*Task directions*
Count the lines below that contain the word "Method" and give only that number.

*Raw data*
□ □ □ □ □ □ □

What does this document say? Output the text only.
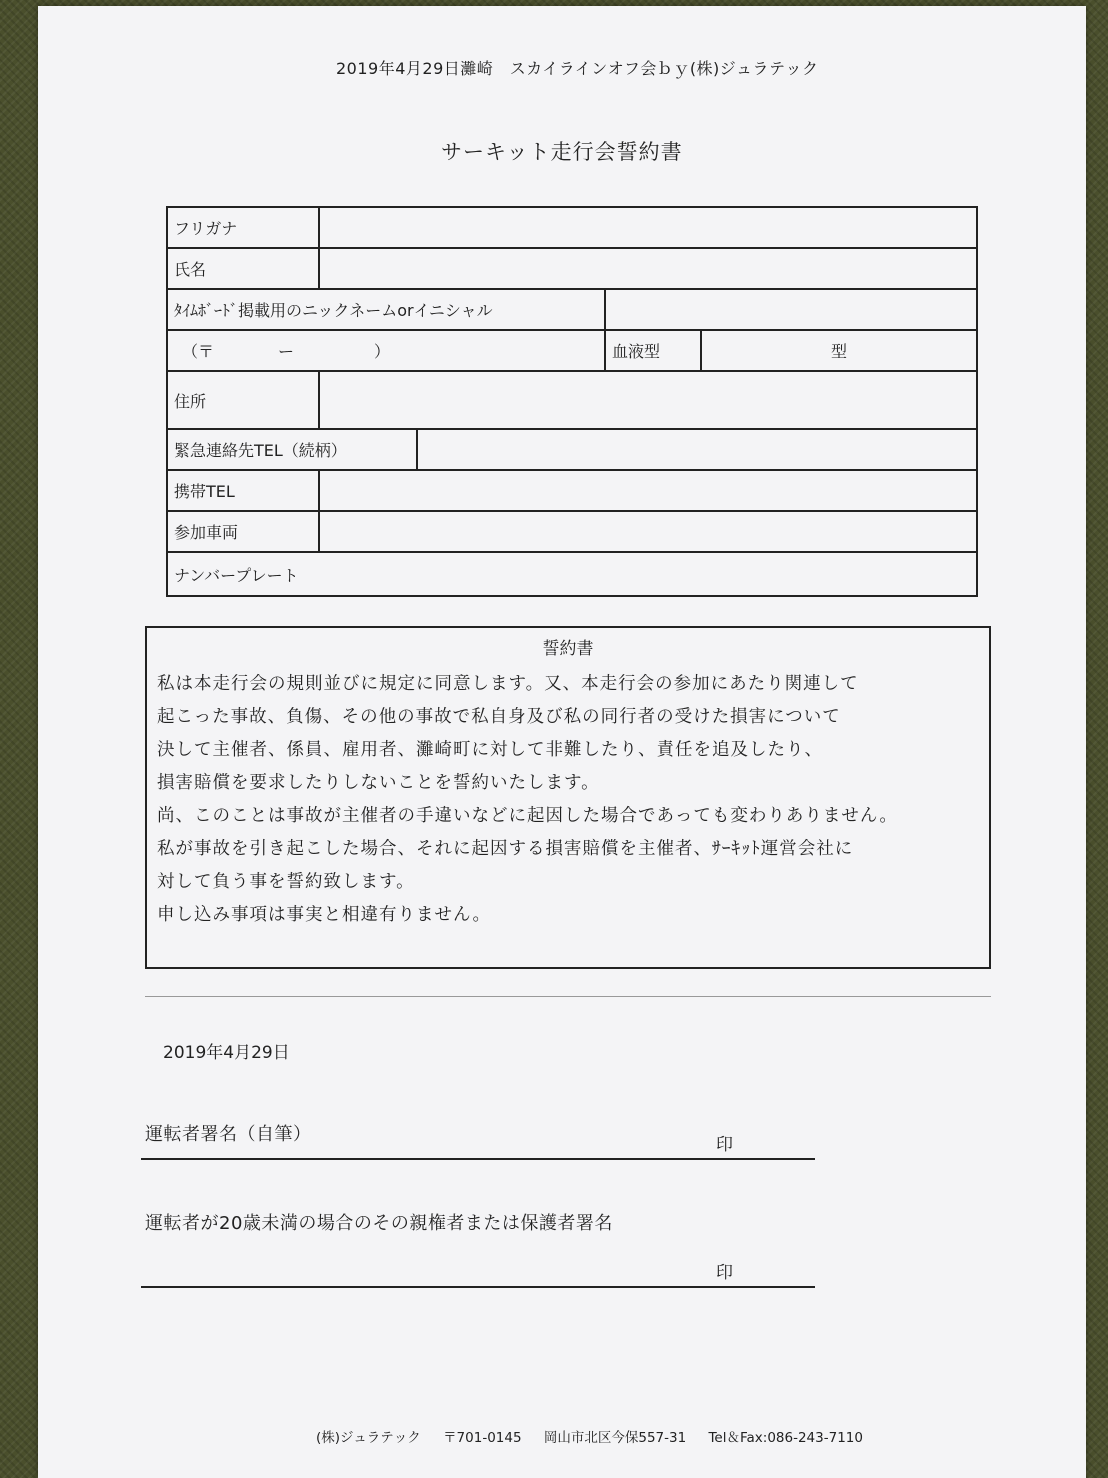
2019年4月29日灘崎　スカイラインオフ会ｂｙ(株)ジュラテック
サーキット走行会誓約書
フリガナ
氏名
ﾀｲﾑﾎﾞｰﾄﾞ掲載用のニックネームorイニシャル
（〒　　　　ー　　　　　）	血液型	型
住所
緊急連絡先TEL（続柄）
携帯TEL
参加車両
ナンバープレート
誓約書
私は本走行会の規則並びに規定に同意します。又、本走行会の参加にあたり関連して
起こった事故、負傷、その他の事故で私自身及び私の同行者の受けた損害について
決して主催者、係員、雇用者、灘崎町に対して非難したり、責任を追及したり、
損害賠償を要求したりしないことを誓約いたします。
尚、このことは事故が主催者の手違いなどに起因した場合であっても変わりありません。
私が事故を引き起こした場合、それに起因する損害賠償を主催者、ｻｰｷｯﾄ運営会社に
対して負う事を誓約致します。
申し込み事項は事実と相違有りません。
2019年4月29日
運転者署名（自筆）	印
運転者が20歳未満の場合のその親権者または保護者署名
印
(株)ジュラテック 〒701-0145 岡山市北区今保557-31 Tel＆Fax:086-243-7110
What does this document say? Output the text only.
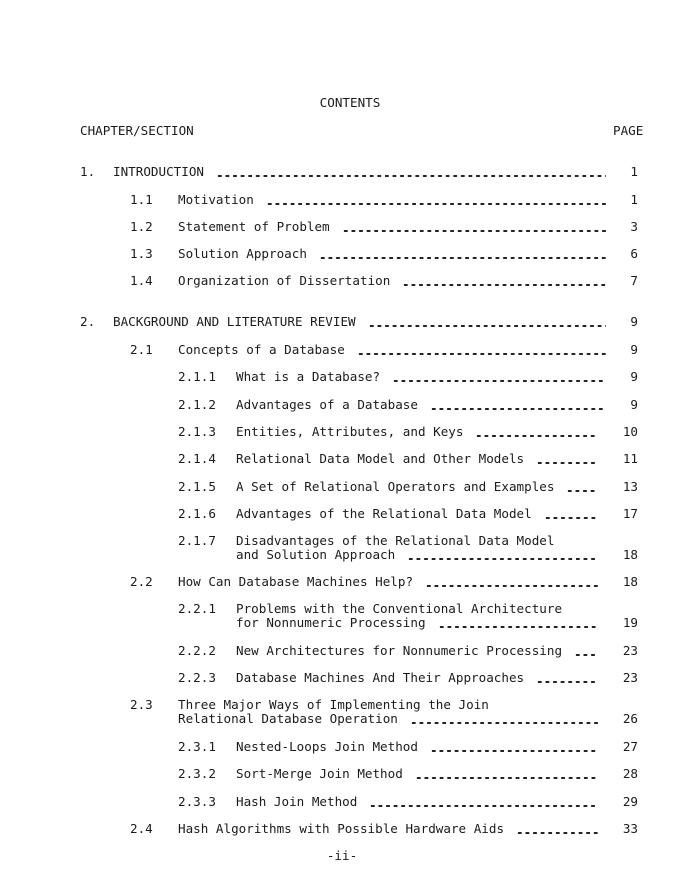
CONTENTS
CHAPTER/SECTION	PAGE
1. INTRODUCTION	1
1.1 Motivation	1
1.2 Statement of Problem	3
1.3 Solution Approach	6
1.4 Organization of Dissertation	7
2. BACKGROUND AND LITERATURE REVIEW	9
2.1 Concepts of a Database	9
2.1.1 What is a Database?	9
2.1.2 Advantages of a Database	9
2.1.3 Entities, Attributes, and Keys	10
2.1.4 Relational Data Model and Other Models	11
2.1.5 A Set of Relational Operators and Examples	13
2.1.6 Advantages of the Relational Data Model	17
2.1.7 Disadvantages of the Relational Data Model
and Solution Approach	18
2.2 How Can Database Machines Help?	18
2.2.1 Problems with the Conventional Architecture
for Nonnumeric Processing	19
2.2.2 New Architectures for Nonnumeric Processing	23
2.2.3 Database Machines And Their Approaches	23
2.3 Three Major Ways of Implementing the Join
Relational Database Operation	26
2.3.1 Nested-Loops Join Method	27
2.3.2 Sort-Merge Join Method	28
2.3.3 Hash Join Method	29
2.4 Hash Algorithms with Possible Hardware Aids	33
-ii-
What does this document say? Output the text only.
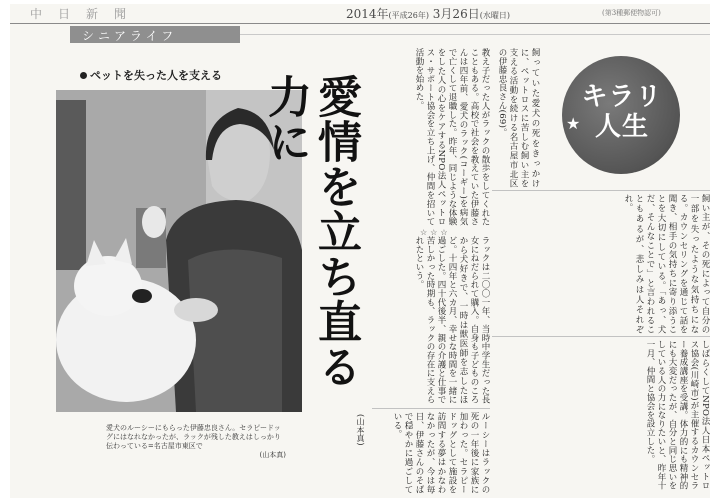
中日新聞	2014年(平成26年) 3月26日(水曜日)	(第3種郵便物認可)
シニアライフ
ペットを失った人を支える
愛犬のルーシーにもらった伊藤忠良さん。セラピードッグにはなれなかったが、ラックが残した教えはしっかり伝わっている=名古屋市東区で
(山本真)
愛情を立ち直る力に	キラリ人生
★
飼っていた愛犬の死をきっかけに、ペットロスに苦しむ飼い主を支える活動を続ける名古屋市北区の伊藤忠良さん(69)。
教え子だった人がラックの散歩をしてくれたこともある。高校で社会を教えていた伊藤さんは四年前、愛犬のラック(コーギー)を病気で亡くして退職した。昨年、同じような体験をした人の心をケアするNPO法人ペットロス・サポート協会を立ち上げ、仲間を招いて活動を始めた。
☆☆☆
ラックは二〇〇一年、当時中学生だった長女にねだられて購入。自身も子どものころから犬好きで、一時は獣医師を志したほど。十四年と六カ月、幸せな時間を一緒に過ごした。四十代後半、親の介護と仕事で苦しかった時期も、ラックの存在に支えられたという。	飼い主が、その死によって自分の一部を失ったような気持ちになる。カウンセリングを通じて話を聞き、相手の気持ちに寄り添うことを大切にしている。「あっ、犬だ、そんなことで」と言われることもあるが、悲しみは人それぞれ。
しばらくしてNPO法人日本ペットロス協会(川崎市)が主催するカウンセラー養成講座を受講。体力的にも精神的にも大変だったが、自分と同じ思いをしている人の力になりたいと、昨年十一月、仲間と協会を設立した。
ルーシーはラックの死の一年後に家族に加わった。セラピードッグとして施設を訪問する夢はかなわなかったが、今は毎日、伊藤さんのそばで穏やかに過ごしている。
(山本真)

□ □ □ □ □ □ □

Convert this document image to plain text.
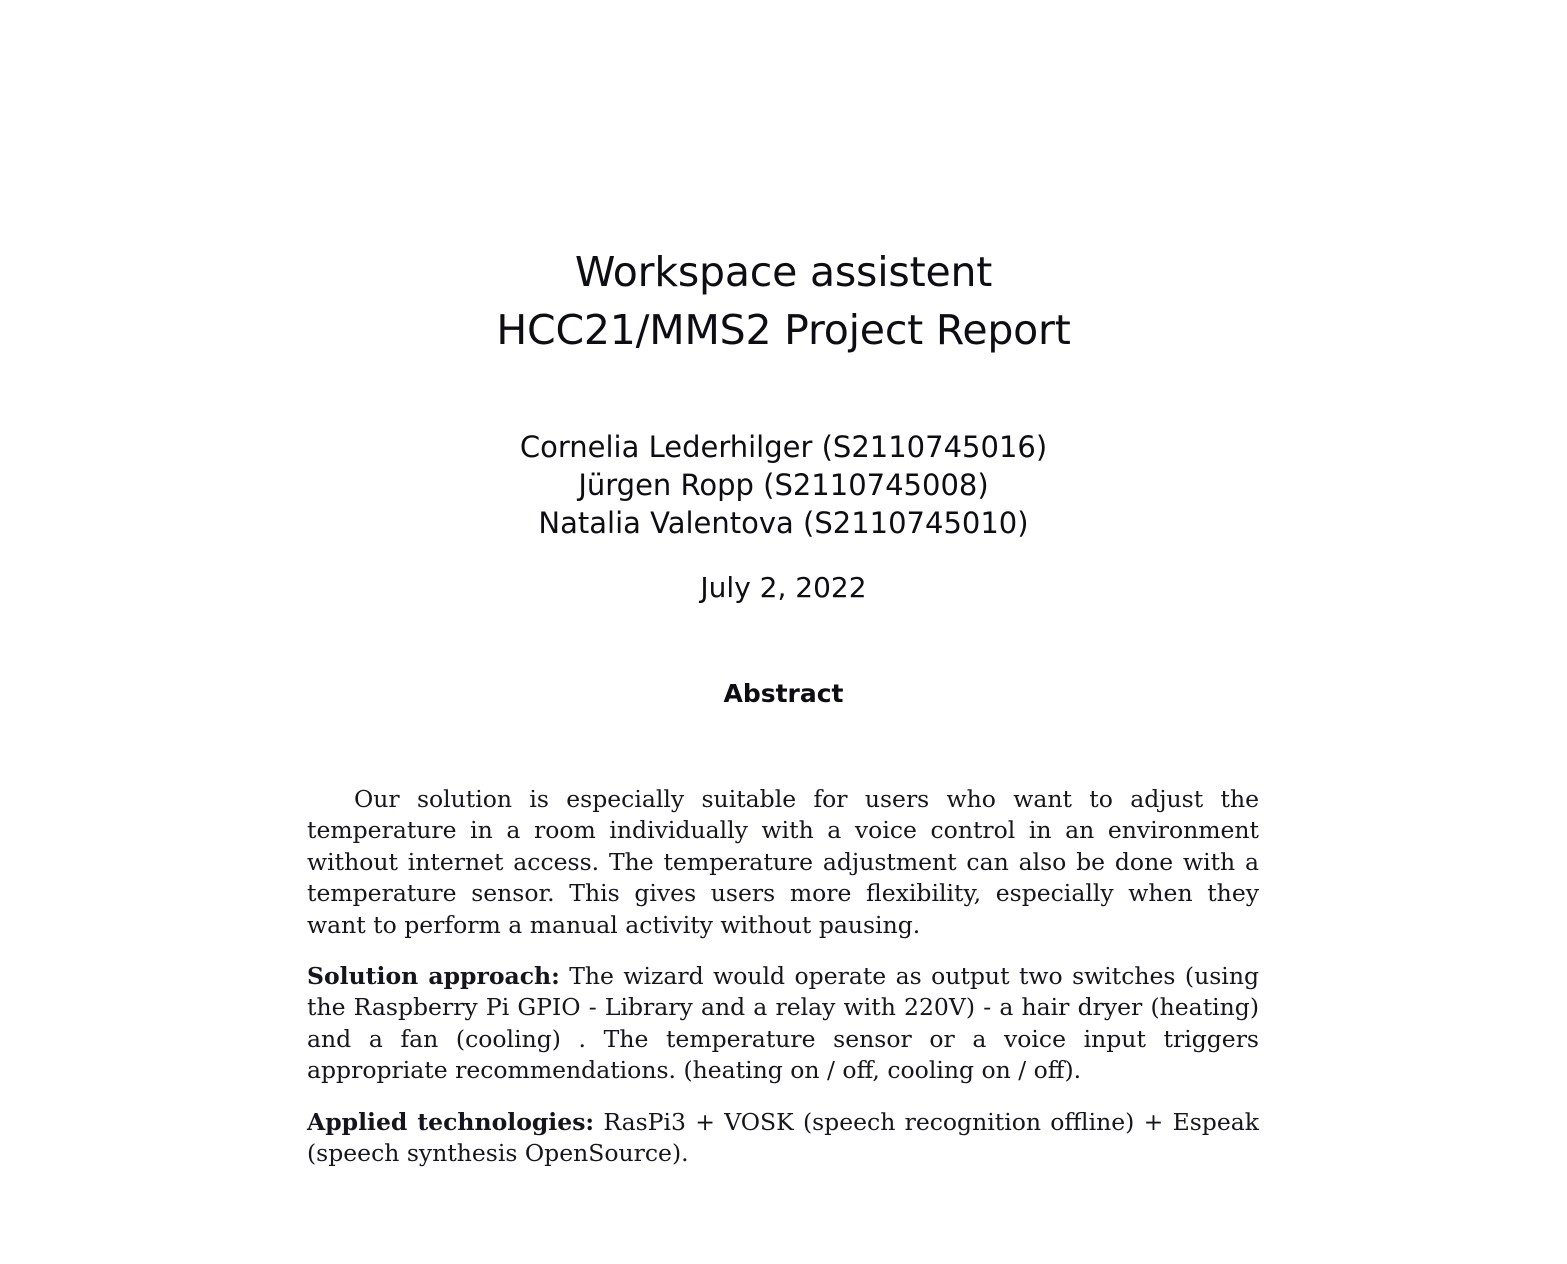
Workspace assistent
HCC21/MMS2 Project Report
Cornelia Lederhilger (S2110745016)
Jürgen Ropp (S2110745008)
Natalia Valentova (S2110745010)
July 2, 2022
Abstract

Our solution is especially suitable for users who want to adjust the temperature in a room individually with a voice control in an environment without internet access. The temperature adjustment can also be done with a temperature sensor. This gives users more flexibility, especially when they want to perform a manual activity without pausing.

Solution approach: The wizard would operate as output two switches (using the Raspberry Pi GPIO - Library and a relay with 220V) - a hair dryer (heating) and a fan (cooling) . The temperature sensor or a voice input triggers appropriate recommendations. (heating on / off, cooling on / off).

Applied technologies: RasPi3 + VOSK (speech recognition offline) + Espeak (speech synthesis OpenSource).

□ □ □ □ □ □ □

*Answer to this task*
3